Begin
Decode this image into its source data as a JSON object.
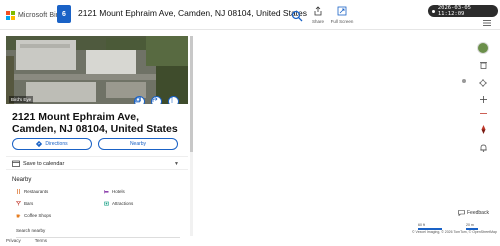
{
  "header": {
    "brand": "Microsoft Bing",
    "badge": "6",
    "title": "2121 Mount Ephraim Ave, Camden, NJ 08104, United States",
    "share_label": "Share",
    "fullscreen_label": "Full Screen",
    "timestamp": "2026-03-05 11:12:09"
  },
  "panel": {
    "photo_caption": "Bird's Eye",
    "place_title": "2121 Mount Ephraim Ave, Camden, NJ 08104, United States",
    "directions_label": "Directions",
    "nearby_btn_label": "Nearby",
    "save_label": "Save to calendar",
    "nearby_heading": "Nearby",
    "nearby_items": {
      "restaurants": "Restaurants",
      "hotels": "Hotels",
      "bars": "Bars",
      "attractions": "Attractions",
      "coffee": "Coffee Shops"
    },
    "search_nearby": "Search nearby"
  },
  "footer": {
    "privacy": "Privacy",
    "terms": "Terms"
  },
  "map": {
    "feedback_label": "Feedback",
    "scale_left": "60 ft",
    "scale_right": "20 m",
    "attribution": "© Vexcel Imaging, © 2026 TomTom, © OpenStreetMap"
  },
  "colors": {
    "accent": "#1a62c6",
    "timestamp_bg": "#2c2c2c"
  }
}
End
(Directions)
Give the number of lines above that hold the word "Ephraim", and nothing more.

(Expected output)
2